**WORK INSTRUCTION 1:**
Transcribe the Grahamstown jazz festival article word for word, everything from "A big blue glob" down to "been christened #JazzTown.".
**WORK INSTRUCTION 2:**
Answer these questions on the Grahamstown jazz festival article:
(a) What name has this part of Grahamstown been christened?
(b) Which two bands will the best of the young hopefuls be chosen to join?
(c) In what venue does the writer watch Carlo Mombelli take the players through his charts?
**WORK INSTRUCTION 3:**
Can you take the Grahamstown jazz festival article further, picking up after its last sentence?

**TEXT SEGMENT:**

A big blue glob of sound hangs over the DSG precinct with the cool of blue branded banners. The Standard Bank Jazz Festival just kicked off and this part of Grahamstown has been christened #JazzTown.
There’s a hallowed gathering of youth wearing dreams of stardom on their sleeves. Many walk with extra limb – shimmering trumpets and saxes that sparkle with the hope in their hearts. A mix of vicious competition and empathetic brotherhood mark each of their genial faces. By the time you read this, the best among them will have been chosen to form part of the Standard Bank National Youth Jazz Band, and the National School’s Big Band.
At lunch hour, which many casually ignore in deference to more ethereal feeding, I’m huddled among them in the DSG Auditorium to see Carlo Mombelli, take them through his difficult charts. As this year’s conductor of the National Youth Jazz Band, he has prepared some of his angular compositions for the nervous gathering of hopefuls. They take turns playing in different formations. At every turn, he screams out: new drummer, or new bass player, change horn section. They comply and play like their very lives are at stake. “I’m interested in people who can tell a story with their instruments,” says the soft spoken, Mombelli. “If you can play one note that can touch a spirit, to me that’s more important than a million notes that mean nothing.” A new spell is loosed upon the horde.

**DATASET EXCERPTS:**
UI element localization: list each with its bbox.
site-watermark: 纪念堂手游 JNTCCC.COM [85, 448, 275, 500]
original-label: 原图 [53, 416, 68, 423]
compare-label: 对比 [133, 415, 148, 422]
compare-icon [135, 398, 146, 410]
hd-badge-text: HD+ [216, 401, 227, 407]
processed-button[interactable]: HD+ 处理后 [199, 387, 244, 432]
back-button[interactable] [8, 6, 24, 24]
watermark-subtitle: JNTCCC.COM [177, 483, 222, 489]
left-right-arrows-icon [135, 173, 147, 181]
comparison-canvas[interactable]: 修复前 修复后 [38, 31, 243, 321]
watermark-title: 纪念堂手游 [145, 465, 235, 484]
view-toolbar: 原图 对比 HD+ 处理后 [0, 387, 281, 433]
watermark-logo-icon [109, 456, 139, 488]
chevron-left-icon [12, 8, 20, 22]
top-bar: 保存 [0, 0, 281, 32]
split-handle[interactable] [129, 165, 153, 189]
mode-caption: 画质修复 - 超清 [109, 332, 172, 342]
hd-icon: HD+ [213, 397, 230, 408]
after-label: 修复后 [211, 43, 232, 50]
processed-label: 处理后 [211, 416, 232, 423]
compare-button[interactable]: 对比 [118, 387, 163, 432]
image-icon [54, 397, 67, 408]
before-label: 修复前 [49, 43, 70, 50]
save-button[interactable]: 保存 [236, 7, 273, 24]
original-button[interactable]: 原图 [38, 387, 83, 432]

**ANSWER BOX 1:**
A big blue glob of sound hangs over the DSG precinct with the cool of blue branded banners. The Standard Bank Jazz Festival just kicked off and this part of Grahamstown has been christened #JazzTown.

**ANSWER BOX 2:**
(a) #JazzTown
(b) The Standard Bank National Youth Jazz Band and the National School's Big Band
(c) The DSG Auditorium

**ANSWER BOX 3:**
Later in the day, with the ring and chime of month-end coins giving a spring to their steps as they strut the streets of Grahamstown, more jazz lovers arrive in #JazzTown for drinks and dance. Sakhile Moleshe’s Soul Housing Project is the first gig on the bill. Their brand of jazz is as vibrant, youthful and promiscuous in its genre bending approach. Moleshe is at once a conductor, rapper and singer, even dancing mascot for the band. “Beautiful,” is the word issued by every second pair of lips.
Next up Brazilian outfit, Trio Corrente ascends to the stage with an equally charged but different set of tricks. They take apart familiar tunes to explore and experiment with intricacy. Tricky time signatures, sharp chord changes are the order of business. The audience is savvy. The only recognisable feature of a familiar tune, Girl from Ipanema is the head, which few attempt to hum along with the band. Then we are taken on a joyous journey through polyrhythm and complex harmony. This is serious music. However, the band’s capacity for clever comedy is a reminder that jazz is actually fun. By the time Claude Cozens take to the field jazz lovers are ready for a kind of ascension, and are moved. What a joy!!